> **THE PROBLEM**: Take the lines from the one with "Serialize everything readable" through the end of the material below and repeat them exactly, dropping every picture.

> **MATERIAL FOR THIS TASK**:

* * *

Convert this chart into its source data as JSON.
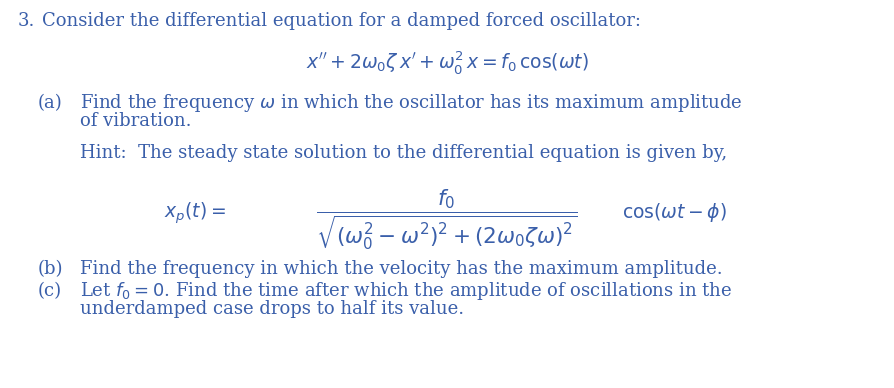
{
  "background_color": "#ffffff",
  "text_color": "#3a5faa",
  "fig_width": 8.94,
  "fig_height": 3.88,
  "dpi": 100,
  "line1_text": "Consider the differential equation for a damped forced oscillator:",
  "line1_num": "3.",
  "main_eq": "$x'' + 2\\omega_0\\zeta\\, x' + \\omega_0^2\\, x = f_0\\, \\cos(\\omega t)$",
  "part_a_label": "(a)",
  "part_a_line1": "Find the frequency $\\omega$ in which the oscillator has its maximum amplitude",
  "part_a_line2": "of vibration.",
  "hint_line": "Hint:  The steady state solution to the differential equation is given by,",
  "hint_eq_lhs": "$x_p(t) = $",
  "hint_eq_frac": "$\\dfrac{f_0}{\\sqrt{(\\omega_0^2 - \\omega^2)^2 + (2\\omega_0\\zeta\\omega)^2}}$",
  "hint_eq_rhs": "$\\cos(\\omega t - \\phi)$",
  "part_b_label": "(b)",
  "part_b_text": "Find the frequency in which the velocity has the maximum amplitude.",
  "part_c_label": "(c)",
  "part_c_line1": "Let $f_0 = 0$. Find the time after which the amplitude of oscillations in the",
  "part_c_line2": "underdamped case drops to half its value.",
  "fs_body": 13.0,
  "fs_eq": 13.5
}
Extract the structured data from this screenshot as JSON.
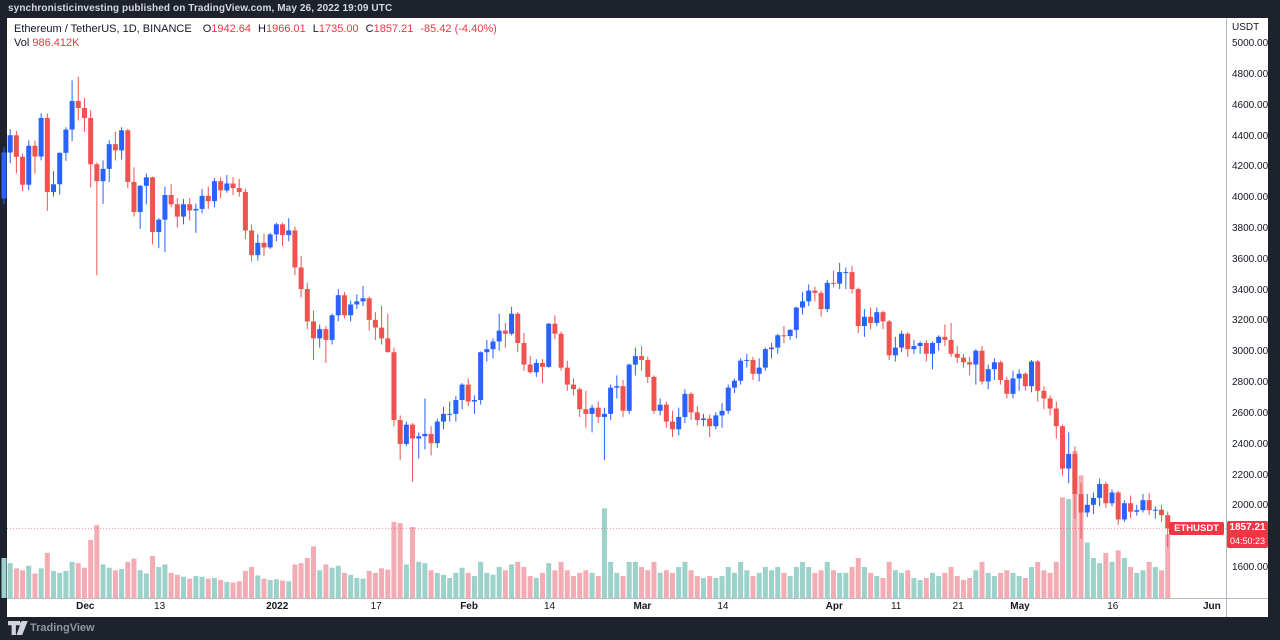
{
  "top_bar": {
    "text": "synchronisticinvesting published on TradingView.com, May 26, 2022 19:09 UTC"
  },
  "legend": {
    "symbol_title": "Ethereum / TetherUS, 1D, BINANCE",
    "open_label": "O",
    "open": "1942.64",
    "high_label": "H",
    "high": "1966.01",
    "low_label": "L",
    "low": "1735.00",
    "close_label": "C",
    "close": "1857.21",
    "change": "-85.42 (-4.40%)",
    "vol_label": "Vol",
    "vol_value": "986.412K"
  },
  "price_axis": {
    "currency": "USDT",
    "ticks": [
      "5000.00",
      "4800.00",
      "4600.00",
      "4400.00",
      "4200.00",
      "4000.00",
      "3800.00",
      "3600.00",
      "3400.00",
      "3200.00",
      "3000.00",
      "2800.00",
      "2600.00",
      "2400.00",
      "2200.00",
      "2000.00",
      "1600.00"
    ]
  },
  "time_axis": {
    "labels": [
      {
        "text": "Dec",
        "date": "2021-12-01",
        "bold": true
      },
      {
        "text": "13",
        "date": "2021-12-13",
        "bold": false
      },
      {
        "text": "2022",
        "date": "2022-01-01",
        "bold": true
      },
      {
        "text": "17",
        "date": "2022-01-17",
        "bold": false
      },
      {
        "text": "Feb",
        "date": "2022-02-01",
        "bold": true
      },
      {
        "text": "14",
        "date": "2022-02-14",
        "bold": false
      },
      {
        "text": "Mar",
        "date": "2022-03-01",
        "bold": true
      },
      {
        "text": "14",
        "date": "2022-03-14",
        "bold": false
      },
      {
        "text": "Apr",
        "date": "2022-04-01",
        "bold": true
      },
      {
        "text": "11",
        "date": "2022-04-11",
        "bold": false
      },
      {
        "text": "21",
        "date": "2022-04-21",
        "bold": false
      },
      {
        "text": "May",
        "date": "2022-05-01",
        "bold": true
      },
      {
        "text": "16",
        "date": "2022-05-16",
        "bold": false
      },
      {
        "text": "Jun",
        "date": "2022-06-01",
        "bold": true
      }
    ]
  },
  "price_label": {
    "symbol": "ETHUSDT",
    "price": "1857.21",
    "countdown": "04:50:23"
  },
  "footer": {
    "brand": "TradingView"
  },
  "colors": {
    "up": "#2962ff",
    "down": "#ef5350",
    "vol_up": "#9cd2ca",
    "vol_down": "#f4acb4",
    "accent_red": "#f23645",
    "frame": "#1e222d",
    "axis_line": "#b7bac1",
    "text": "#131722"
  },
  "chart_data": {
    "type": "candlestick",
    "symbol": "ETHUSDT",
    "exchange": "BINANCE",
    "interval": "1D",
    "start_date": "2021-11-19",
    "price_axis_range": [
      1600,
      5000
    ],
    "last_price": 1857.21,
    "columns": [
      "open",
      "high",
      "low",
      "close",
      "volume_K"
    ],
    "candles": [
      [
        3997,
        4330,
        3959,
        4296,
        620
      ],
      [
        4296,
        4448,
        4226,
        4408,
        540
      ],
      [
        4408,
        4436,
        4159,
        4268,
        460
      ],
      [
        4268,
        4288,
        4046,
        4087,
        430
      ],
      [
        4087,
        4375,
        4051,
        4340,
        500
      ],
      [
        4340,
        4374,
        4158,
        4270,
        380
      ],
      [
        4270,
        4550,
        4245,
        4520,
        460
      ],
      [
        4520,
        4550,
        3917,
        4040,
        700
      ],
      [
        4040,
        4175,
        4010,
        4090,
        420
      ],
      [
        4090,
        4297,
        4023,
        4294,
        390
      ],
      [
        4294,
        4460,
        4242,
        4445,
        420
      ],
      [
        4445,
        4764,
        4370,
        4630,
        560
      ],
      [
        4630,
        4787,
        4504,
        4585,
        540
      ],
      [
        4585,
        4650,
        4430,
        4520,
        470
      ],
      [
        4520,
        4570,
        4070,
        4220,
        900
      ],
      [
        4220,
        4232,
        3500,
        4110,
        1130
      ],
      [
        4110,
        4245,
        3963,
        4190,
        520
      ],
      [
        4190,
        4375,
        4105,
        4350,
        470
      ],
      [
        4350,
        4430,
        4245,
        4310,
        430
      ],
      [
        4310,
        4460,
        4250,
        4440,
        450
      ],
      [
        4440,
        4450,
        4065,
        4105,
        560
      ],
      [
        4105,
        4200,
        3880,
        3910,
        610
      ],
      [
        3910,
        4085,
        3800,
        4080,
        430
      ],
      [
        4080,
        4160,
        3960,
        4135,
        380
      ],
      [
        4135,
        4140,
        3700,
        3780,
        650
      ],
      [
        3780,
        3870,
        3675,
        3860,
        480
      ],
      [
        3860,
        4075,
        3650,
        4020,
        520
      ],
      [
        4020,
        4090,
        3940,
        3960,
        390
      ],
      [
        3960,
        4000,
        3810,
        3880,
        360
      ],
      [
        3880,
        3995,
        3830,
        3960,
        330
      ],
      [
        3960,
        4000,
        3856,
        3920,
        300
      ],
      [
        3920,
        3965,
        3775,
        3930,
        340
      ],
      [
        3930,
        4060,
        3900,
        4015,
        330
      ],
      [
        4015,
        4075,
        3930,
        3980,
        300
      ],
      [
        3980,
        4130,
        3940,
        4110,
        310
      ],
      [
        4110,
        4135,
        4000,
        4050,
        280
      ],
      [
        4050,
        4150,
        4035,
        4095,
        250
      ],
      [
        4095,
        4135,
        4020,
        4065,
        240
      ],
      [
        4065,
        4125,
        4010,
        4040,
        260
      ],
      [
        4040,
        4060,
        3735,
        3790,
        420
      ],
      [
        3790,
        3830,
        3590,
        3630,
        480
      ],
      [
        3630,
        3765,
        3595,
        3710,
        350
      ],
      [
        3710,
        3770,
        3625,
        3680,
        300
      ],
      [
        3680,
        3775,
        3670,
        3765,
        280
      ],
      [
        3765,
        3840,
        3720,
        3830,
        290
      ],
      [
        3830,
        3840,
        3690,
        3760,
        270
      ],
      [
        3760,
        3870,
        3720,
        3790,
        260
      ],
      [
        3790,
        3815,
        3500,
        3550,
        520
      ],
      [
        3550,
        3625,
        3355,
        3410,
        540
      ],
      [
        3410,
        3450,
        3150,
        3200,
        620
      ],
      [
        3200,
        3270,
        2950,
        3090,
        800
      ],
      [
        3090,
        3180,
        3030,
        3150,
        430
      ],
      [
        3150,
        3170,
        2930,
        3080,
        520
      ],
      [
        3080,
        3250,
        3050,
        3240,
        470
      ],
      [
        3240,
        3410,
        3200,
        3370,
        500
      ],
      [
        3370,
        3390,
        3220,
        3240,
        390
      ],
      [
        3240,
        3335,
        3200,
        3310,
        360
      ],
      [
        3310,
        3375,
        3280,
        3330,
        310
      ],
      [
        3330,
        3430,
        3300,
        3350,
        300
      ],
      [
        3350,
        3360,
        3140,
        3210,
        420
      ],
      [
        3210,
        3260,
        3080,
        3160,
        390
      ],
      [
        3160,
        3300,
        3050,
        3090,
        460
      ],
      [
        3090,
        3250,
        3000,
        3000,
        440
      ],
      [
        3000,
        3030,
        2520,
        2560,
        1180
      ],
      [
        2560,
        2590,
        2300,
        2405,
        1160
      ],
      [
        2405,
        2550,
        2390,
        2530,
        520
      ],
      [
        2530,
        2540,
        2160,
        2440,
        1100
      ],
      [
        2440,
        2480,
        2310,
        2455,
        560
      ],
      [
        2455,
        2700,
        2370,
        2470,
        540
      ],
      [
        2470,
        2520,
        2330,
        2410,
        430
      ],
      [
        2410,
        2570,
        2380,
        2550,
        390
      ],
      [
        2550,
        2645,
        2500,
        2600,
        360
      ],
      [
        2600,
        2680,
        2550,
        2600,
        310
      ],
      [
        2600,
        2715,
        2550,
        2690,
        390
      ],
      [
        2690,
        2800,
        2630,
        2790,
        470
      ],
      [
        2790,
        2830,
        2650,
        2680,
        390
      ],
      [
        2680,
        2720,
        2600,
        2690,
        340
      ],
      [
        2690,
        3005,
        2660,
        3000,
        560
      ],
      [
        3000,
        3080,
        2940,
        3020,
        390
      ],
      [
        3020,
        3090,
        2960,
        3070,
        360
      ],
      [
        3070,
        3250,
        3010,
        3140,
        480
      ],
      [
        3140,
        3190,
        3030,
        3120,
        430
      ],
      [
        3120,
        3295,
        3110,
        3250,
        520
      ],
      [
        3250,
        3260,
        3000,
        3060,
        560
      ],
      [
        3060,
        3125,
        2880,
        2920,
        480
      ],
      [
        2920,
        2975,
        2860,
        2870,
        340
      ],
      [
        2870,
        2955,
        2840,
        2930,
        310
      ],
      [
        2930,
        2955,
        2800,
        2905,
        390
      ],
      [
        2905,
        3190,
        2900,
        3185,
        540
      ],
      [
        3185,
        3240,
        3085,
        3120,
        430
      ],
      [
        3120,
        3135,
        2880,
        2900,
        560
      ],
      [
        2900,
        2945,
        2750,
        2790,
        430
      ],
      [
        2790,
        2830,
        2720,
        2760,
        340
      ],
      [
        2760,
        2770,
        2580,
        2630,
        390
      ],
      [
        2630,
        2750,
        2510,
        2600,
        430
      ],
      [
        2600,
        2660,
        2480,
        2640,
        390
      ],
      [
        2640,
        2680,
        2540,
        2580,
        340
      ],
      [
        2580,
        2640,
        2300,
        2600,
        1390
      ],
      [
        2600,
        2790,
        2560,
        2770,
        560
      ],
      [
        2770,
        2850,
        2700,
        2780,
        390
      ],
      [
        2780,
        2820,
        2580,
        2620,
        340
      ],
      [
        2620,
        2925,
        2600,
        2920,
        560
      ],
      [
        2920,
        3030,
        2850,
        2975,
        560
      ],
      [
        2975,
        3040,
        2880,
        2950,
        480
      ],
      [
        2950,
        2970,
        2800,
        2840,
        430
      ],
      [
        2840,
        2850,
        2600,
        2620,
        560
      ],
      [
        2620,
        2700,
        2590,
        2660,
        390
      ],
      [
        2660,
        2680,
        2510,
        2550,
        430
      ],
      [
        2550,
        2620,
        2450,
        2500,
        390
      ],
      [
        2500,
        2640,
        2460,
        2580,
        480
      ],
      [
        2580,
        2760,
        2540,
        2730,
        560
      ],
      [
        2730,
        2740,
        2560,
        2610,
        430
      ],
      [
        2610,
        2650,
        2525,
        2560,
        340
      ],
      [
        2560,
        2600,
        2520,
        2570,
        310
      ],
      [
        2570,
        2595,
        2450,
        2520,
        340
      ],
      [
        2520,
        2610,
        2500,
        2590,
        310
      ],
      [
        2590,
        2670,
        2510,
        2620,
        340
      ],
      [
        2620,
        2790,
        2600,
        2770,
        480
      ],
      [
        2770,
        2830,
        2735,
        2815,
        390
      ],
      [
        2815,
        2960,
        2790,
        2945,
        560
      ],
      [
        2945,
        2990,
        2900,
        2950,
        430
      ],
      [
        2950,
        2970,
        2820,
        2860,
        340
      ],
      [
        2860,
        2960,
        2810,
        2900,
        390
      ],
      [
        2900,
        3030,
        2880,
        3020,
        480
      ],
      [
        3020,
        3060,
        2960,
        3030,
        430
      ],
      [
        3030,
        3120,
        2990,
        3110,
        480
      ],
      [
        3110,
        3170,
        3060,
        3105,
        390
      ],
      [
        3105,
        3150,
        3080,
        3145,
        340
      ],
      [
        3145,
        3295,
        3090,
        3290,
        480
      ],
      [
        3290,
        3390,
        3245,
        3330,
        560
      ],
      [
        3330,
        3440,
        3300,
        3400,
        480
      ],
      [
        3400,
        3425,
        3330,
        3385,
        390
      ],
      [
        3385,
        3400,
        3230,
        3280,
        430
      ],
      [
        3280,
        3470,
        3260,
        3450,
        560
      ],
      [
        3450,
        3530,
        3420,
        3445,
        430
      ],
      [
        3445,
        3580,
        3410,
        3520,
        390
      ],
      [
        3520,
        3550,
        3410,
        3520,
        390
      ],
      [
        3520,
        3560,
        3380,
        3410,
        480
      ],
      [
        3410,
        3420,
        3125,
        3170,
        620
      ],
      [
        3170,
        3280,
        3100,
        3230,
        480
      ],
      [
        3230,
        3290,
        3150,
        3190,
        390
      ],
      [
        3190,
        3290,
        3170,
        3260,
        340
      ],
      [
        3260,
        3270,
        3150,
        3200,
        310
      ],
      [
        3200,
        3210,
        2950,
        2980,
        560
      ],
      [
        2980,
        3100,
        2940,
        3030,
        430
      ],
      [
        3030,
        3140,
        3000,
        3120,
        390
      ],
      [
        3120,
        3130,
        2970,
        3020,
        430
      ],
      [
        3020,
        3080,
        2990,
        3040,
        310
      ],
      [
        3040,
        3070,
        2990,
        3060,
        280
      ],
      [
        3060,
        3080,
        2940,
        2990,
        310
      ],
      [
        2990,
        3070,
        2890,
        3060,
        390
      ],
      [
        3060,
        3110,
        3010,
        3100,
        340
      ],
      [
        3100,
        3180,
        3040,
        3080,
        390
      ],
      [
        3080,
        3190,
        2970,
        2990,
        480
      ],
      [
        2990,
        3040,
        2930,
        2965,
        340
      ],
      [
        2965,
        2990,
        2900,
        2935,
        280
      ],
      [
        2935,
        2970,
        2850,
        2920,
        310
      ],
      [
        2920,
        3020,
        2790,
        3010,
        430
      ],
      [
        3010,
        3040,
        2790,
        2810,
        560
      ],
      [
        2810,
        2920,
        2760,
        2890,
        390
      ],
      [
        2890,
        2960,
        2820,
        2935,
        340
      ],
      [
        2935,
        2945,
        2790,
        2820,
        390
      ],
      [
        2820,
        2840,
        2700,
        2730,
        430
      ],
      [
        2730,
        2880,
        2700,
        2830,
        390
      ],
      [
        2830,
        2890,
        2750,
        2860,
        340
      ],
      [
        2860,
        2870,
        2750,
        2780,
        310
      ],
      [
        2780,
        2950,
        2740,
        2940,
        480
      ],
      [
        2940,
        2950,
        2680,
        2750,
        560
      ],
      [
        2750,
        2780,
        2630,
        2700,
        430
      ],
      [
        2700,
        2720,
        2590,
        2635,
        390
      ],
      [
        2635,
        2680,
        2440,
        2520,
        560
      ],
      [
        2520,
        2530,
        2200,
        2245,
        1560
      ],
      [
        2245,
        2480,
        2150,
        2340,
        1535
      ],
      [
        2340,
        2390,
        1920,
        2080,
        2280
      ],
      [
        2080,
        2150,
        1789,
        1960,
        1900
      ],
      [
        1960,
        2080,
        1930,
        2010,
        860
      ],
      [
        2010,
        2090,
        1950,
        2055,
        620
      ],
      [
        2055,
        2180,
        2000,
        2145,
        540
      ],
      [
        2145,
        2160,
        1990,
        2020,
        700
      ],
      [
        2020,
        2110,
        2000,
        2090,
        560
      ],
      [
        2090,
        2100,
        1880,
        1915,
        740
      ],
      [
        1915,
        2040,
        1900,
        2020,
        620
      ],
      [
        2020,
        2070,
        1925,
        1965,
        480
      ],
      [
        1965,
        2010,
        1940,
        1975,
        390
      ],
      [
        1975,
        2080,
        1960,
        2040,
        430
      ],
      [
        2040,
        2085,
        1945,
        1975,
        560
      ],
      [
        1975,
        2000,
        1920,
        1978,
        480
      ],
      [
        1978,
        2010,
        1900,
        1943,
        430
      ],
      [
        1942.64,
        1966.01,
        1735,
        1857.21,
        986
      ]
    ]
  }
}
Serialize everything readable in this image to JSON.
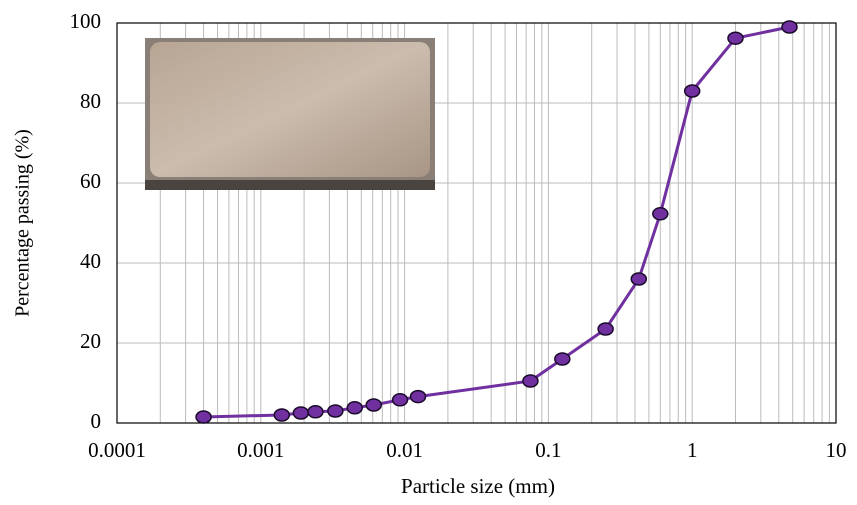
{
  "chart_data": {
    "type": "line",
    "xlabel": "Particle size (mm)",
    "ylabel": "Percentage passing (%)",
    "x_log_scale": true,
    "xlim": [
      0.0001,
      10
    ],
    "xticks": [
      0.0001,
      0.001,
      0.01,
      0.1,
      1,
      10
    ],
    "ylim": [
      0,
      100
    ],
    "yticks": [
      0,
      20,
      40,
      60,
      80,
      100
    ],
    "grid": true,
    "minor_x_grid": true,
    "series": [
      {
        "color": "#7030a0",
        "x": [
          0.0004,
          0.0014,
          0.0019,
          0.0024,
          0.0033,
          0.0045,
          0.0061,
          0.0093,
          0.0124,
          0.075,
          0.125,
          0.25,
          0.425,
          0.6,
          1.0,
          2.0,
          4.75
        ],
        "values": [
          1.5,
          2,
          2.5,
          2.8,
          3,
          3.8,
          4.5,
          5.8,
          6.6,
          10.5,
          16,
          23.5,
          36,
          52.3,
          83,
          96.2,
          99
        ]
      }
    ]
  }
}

* * *

> **SOLUTION FOR THIS PROBLEM**:
Serialize everything readable in this image to JSON.
{
  "chart_data": {
    "type": "line",
    "xlabel": "Particle size (mm)",
    "ylabel": "Percentage passing (%)",
    "x_log_scale": true,
    "xlim": [
      0.0001,
      10
    ],
    "xticks": [
      0.0001,
      0.001,
      0.01,
      0.1,
      1,
      10
    ],
    "ylim": [
      0,
      100
    ],
    "yticks": [
      0,
      20,
      40,
      60,
      80,
      100
    ],
    "grid": true,
    "minor_x_grid": true,
    "series": [
      {
        "color": "#7030a0",
        "x": [
          0.0004,
          0.0014,
          0.0019,
          0.0024,
          0.0033,
          0.0045,
          0.0061,
          0.0093,
          0.0124,
          0.075,
          0.125,
          0.25,
          0.425,
          0.6,
          1.0,
          2.0,
          4.75
        ],
        "values": [
          1.5,
          2,
          2.5,
          2.8,
          3,
          3.8,
          4.5,
          5.8,
          6.6,
          10.5,
          16,
          23.5,
          36,
          52.3,
          83,
          96.2,
          99
        ]
      }
    ]
  }
}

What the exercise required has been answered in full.